> Given instruction:
In the data, extract each line that holds the string "kayak".

(Data items)
--- start ---

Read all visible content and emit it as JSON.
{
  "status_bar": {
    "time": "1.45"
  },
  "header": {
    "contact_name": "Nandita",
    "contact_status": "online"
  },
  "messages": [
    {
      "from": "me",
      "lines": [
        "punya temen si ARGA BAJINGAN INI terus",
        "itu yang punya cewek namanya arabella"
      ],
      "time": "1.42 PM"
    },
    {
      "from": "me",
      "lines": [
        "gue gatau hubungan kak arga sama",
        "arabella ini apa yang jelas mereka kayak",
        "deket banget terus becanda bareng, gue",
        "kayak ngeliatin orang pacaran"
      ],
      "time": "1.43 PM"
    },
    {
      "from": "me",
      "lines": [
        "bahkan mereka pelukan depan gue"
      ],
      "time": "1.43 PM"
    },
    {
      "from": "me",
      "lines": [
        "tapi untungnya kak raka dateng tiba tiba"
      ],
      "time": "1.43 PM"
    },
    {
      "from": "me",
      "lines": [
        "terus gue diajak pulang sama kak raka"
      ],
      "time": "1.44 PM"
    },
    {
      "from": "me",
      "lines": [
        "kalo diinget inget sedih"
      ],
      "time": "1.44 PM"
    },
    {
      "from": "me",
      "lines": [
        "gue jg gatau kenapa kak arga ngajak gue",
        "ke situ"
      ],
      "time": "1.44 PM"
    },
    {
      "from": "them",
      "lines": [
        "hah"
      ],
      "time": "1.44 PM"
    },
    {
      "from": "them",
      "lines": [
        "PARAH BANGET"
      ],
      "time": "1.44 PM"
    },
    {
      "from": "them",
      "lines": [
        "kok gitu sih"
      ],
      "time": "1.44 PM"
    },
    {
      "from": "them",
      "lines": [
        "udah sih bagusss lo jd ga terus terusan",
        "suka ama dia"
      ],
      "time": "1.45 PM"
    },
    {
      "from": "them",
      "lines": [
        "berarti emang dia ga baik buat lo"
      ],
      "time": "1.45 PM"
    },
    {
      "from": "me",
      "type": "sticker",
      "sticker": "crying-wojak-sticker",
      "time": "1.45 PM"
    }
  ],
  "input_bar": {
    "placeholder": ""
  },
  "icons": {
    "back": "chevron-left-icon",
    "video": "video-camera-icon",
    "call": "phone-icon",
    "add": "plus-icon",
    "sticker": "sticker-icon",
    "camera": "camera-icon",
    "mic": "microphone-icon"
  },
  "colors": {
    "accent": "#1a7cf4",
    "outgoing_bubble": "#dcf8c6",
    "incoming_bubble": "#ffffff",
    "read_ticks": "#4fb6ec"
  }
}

--- end ---

> Answer:
        "arabella ini apa yang jelas mereka kayak",
        "kayak ngeliatin orang pacaran"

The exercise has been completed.